Exercise:
Return the listing word for word, as given.

=== Dataset records ===

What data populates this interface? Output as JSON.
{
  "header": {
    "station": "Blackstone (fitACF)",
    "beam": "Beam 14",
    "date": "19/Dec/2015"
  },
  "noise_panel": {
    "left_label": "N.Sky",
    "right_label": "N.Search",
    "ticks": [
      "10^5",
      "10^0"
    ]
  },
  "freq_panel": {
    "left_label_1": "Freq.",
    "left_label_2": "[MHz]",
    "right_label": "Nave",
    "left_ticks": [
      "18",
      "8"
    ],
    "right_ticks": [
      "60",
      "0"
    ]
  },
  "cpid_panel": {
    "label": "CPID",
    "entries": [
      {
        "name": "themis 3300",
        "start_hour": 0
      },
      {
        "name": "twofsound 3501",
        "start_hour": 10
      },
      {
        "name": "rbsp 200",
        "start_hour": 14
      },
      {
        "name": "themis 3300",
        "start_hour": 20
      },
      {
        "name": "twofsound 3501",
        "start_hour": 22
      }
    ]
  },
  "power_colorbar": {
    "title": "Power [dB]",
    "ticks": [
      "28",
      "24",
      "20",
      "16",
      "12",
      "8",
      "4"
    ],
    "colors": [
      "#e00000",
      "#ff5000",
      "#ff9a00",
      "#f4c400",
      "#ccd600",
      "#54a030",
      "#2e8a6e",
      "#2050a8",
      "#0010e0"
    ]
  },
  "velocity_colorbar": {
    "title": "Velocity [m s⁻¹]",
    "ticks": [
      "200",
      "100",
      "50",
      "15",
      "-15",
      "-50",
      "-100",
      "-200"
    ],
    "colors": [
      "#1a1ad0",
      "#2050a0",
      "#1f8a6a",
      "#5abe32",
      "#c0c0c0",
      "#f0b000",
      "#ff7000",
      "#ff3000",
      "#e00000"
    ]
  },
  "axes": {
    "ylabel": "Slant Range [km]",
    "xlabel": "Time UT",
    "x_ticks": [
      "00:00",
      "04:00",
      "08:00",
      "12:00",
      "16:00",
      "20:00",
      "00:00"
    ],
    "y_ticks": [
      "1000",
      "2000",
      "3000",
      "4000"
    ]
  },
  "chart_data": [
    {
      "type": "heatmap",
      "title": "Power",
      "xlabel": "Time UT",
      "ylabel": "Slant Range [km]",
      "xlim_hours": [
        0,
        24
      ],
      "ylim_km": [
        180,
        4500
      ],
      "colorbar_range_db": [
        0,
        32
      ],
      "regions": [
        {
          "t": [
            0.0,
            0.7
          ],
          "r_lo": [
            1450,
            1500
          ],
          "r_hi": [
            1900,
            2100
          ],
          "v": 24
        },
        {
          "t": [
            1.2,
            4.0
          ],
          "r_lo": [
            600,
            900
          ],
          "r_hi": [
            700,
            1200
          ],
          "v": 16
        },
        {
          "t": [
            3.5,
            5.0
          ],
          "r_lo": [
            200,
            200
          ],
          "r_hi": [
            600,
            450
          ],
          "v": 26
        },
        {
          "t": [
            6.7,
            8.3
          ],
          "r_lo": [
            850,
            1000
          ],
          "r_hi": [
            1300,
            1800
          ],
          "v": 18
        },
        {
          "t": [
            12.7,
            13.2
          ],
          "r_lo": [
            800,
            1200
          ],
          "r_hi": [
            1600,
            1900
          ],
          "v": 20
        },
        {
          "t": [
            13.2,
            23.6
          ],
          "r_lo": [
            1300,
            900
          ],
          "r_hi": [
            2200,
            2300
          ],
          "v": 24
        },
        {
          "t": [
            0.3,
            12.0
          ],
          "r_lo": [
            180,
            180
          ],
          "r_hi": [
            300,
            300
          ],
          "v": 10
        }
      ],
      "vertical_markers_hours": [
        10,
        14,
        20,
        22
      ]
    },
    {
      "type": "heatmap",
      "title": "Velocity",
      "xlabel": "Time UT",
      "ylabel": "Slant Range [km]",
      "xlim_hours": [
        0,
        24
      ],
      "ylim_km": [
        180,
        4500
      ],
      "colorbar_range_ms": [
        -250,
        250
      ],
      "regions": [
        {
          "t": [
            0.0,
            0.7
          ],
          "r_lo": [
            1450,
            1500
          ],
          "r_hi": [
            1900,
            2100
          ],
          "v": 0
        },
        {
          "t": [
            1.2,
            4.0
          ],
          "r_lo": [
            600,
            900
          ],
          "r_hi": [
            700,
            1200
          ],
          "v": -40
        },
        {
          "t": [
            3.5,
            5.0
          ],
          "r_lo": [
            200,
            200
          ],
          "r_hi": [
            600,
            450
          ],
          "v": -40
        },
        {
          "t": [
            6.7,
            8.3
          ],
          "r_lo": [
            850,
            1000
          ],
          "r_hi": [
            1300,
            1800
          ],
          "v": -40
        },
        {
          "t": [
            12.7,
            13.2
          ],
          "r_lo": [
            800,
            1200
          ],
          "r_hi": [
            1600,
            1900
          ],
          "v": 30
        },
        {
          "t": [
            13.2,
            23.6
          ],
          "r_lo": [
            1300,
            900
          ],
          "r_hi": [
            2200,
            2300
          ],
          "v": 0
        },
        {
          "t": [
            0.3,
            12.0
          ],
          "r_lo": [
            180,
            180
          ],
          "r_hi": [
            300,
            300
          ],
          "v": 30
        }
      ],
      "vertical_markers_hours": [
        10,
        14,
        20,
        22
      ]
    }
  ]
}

===

Solved problem:
What data populates this interface? Output as JSON.
{
  "header": {
    "station": "Blackstone (fitACF)",
    "beam": "Beam 14",
    "date": "19/Dec/2015"
  },
  "noise_panel": {
    "left_label": "N.Sky",
    "right_label": "N.Search",
    "ticks": [
      "10^5",
      "10^0"
    ]
  },
  "freq_panel": {
    "left_label_1": "Freq.",
    "left_label_2": "[MHz]",
    "right_label": "Nave",
    "left_ticks": [
      "18",
      "8"
    ],
    "right_ticks": [
      "60",
      "0"
    ]
  },
  "cpid_panel": {
    "label": "CPID",
    "entries": [
      {
        "name": "themis 3300",
        "start_hour": 0
      },
      {
        "name": "twofsound 3501",
        "start_hour": 10
      },
      {
        "name": "rbsp 200",
        "start_hour": 14
      },
      {
        "name": "themis 3300",
        "start_hour": 20
      },
      {
        "name": "twofsound 3501",
        "start_hour": 22
      }
    ]
  },
  "power_colorbar": {
    "title": "Power [dB]",
    "ticks": [
      "28",
      "24",
      "20",
      "16",
      "12",
      "8",
      "4"
    ],
    "colors": [
      "#e00000",
      "#ff5000",
      "#ff9a00",
      "#f4c400",
      "#ccd600",
      "#54a030",
      "#2e8a6e",
      "#2050a8",
      "#0010e0"
    ]
  },
  "velocity_colorbar": {
    "title": "Velocity [m s⁻¹]",
    "ticks": [
      "200",
      "100",
      "50",
      "15",
      "-15",
      "-50",
      "-100",
      "-200"
    ],
    "colors": [
      "#1a1ad0",
      "#2050a0",
      "#1f8a6a",
      "#5abe32",
      "#c0c0c0",
      "#f0b000",
      "#ff7000",
      "#ff3000",
      "#e00000"
    ]
  },
  "axes": {
    "ylabel": "Slant Range [km]",
    "xlabel": "Time UT",
    "x_ticks": [
      "00:00",
      "04:00",
      "08:00",
      "12:00",
      "16:00",
      "20:00",
      "00:00"
    ],
    "y_ticks": [
      "1000",
      "2000",
      "3000",
      "4000"
    ]
  },
  "chart_data": [
    {
      "type": "heatmap",
      "title": "Power",
      "xlabel": "Time UT",
      "ylabel": "Slant Range [km]",
      "xlim_hours": [
        0,
        24
      ],
      "ylim_km": [
        180,
        4500
      ],
      "colorbar_range_db": [
        0,
        32
      ],
      "regions": [
        {
          "t": [
            0.0,
            0.7
          ],
          "r_lo": [
            1450,
            1500
          ],
          "r_hi": [
            1900,
            2100
          ],
          "v": 24
        },
        {
          "t": [
            1.2,
            4.0
          ],
          "r_lo": [
            600,
            900
          ],
          "r_hi": [
            700,
            1200
          ],
          "v": 16
        },
        {
          "t": [
            3.5,
            5.0
          ],
          "r_lo": [
            200,
            200
          ],
          "r_hi": [
            600,
            450
          ],
          "v": 26
        },
        {
          "t": [
            6.7,
            8.3
          ],
          "r_lo": [
            850,
            1000
          ],
          "r_hi": [
            1300,
            1800
          ],
          "v": 18
        },
        {
          "t": [
            12.7,
            13.2
          ],
          "r_lo": [
            800,
            1200
          ],
          "r_hi": [
            1600,
            1900
          ],
          "v": 20
        },
        {
          "t": [
            13.2,
            23.6
          ],
          "r_lo": [
            1300,
            900
          ],
          "r_hi": [
            2200,
            2300
          ],
          "v": 24
        },
        {
          "t": [
            0.3,
            12.0
          ],
          "r_lo": [
            180,
            180
          ],
          "r_hi": [
            300,
            300
          ],
          "v": 10
        }
      ],
      "vertical_markers_hours": [
        10,
        14,
        20,
        22
      ]
    },
    {
      "type": "heatmap",
      "title": "Velocity",
      "xlabel": "Time UT",
      "ylabel": "Slant Range [km]",
      "xlim_hours": [
        0,
        24
      ],
      "ylim_km": [
        180,
        4500
      ],
      "colorbar_range_ms": [
        -250,
        250
      ],
      "regions": [
        {
          "t": [
            0.0,
            0.7
          ],
          "r_lo": [
            1450,
            1500
          ],
          "r_hi": [
            1900,
            2100
          ],
          "v": 0
        },
        {
          "t": [
            1.2,
            4.0
          ],
          "r_lo": [
            600,
            900
          ],
          "r_hi": [
            700,
            1200
          ],
          "v": -40
        },
        {
          "t": [
            3.5,
            5.0
          ],
          "r_lo": [
            200,
            200
          ],
          "r_hi": [
            600,
            450
          ],
          "v": -40
        },
        {
          "t": [
            6.7,
            8.3
          ],
          "r_lo": [
            850,
            1000
          ],
          "r_hi": [
            1300,
            1800
          ],
          "v": -40
        },
        {
          "t": [
            12.7,
            13.2
          ],
          "r_lo": [
            800,
            1200
          ],
          "r_hi": [
            1600,
            1900
          ],
          "v": 30
        },
        {
          "t": [
            13.2,
            23.6
          ],
          "r_lo": [
            1300,
            900
          ],
          "r_hi": [
            2200,
            2300
          ],
          "v": 0
        },
        {
          "t": [
            0.3,
            12.0
          ],
          "r_lo": [
            180,
            180
          ],
          "r_hi": [
            300,
            300
          ],
          "v": 30
        }
      ],
      "vertical_markers_hours": [
        10,
        14,
        20,
        22
      ]
    }
  ]
}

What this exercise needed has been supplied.